══ Material supplied
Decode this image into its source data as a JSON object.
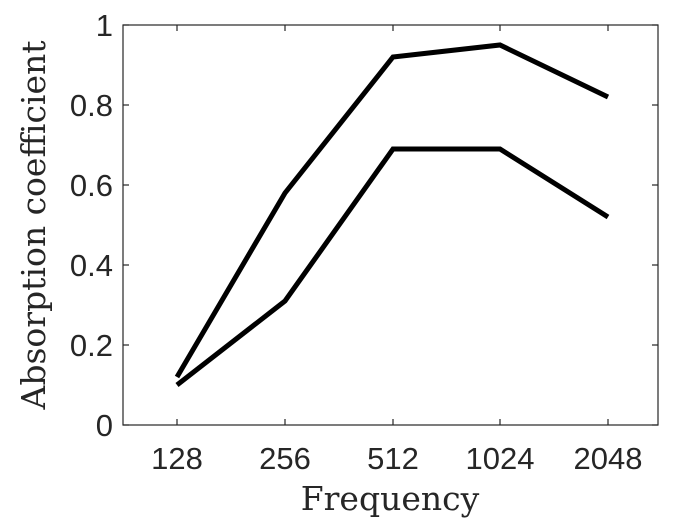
{
  "chart_data": {
    "type": "line",
    "categories": [
      "128",
      "256",
      "512",
      "1024",
      "2048"
    ],
    "series": [
      {
        "values": [
          0.12,
          0.58,
          0.92,
          0.95,
          0.82
        ],
        "color": "#000000"
      },
      {
        "values": [
          0.1,
          0.31,
          0.69,
          0.69,
          0.52
        ],
        "color": "#000000"
      }
    ],
    "xlabel": "Frequency",
    "ylabel": "Absorption coefficient",
    "ylim": [
      0,
      1
    ],
    "yticks": [
      "0",
      "0.2",
      "0.4",
      "0.6",
      "0.8",
      "1"
    ],
    "grid": false,
    "box": true
  }
}
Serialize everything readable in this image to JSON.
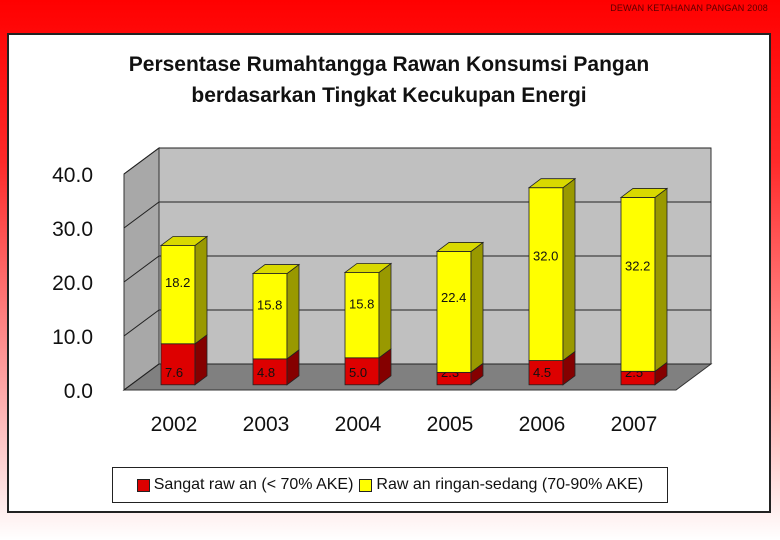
════
▶ **Set exercise**:
Quote the records above in full, dropping each picture.

▶ **Finished task**:
Decode this image into its source data as a JSON object.
{
  "chart_data": {
    "type": "line",
    "categories": [
      "128",
      "256",
      "512",
      "1024",
      "2048"
    ],
    "series": [
      {
        "values": [
          0.12,
          0.58,
          0.92,
          0.95,
          0.82
        ],
        "color": "#000000"
      },
      {
        "values": [
          0.1,
          0.31,
          0.69,
          0.69,
          0.52
        ],
        "color": "#000000"
      }
    ],
    "xlabel": "Frequency",
    "ylabel": "Absorption coefficient",
    "ylim": [
      0,
      1
    ],
    "yticks": [
      "0",
      "0.2",
      "0.4",
      "0.6",
      "0.8",
      "1"
    ],
    "grid": false,
    "box": true
  }
}
Serialize everything readable in this image to JSON.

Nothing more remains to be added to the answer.